** Your instructions **
Find every line of the listing below where "следующие" appears, and copy it.

-- begin Given entries --

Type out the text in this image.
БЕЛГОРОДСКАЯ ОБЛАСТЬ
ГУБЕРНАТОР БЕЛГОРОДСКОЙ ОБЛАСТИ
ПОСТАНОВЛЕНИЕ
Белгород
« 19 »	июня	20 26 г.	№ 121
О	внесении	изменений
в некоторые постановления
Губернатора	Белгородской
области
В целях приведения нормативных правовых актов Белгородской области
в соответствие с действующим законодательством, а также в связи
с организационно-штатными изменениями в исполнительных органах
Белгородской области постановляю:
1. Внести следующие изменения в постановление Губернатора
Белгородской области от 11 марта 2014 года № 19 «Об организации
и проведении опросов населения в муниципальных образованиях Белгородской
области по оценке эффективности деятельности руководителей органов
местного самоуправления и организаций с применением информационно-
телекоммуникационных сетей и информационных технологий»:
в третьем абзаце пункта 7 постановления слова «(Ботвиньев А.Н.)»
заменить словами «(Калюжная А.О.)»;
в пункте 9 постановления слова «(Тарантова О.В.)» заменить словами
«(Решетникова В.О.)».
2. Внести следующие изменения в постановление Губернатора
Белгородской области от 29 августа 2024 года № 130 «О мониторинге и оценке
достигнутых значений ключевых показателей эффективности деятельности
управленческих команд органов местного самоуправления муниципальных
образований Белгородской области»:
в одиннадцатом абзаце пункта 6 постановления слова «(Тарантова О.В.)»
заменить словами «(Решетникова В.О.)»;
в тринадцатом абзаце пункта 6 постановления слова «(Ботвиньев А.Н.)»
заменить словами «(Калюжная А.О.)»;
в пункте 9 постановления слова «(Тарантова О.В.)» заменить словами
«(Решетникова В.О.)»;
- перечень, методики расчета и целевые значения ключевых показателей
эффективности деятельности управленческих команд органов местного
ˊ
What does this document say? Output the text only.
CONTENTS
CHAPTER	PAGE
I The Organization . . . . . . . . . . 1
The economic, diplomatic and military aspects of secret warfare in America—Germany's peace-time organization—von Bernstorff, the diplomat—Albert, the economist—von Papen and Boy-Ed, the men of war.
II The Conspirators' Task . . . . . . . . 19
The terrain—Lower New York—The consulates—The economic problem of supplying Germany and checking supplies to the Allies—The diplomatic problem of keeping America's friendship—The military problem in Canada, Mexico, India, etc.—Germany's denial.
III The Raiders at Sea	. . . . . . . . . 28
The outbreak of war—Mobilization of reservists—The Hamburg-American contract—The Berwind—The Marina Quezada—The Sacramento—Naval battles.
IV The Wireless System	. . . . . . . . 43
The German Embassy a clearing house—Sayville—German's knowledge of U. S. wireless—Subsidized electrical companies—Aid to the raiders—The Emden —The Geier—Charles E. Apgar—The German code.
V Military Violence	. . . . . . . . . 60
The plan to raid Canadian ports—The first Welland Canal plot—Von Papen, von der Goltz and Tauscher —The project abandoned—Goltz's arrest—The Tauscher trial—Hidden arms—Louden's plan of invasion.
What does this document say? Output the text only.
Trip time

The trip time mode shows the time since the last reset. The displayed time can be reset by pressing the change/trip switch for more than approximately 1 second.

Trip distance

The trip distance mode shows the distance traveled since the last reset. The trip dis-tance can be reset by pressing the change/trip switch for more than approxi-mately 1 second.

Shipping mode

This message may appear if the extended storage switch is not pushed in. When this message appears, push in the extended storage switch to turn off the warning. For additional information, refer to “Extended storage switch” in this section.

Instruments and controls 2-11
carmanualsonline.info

-- end Given entries --

** In response **
1. Внести следующие изменения в постановление Губернатора
2. Внести следующие изменения в постановление Губернатора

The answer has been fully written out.